··· Listed entries

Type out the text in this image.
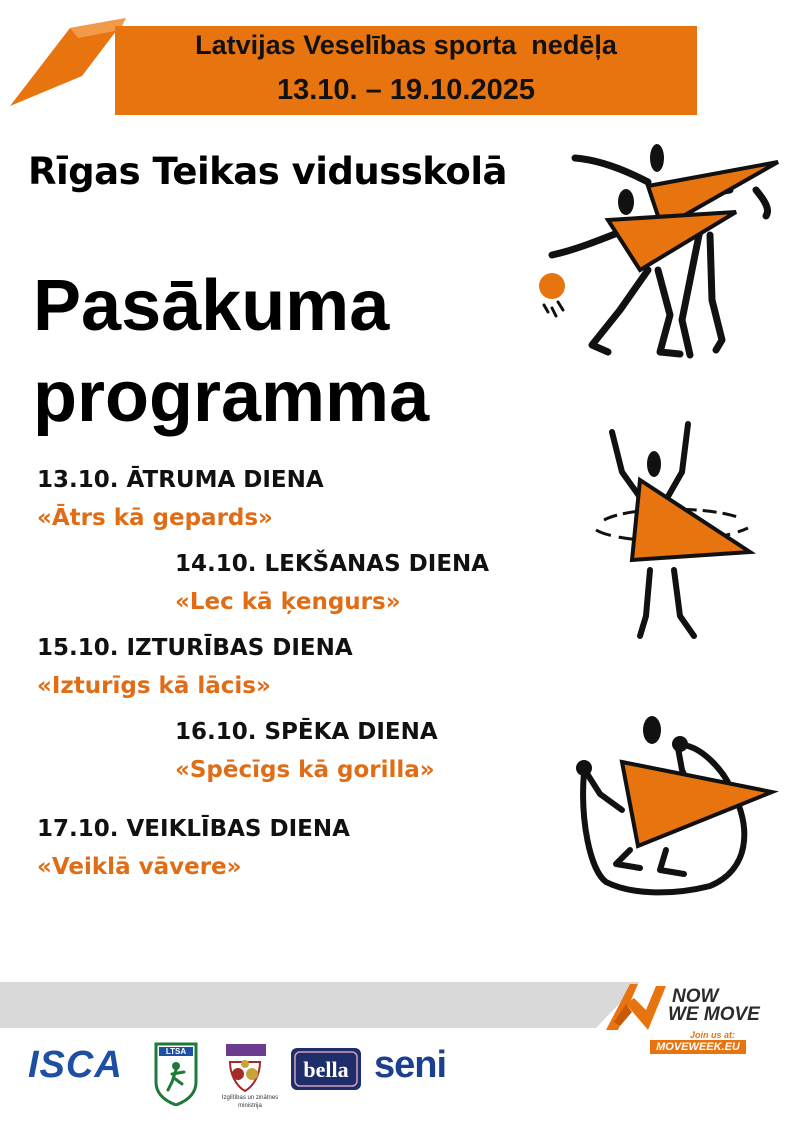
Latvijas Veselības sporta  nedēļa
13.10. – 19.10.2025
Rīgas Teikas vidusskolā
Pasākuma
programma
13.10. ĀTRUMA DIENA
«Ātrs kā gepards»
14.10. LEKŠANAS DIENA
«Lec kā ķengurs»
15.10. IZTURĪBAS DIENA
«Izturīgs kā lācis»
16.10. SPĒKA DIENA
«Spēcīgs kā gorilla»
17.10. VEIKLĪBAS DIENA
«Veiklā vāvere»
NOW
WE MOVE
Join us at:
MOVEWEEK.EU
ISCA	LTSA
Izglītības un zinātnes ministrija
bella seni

······
··· Listed entries

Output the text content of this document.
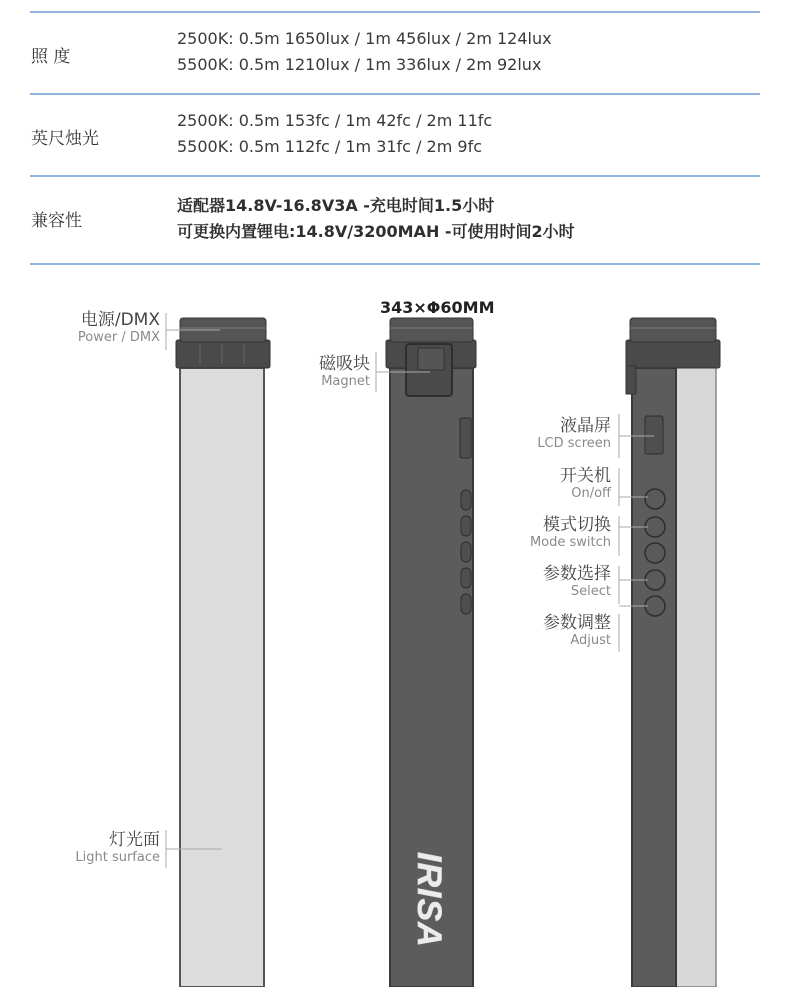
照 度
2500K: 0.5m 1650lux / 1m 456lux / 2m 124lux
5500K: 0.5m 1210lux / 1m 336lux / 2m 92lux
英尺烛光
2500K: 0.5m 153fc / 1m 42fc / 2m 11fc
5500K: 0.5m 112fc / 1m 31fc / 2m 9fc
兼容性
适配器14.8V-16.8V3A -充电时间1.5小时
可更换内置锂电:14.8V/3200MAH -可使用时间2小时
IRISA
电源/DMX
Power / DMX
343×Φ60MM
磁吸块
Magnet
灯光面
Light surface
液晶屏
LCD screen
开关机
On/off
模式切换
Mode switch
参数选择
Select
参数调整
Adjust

······

Task goal → Each line that has the word "this" should be copied.

Problem solution →
Type out the text in this image.
Output the text content of this document.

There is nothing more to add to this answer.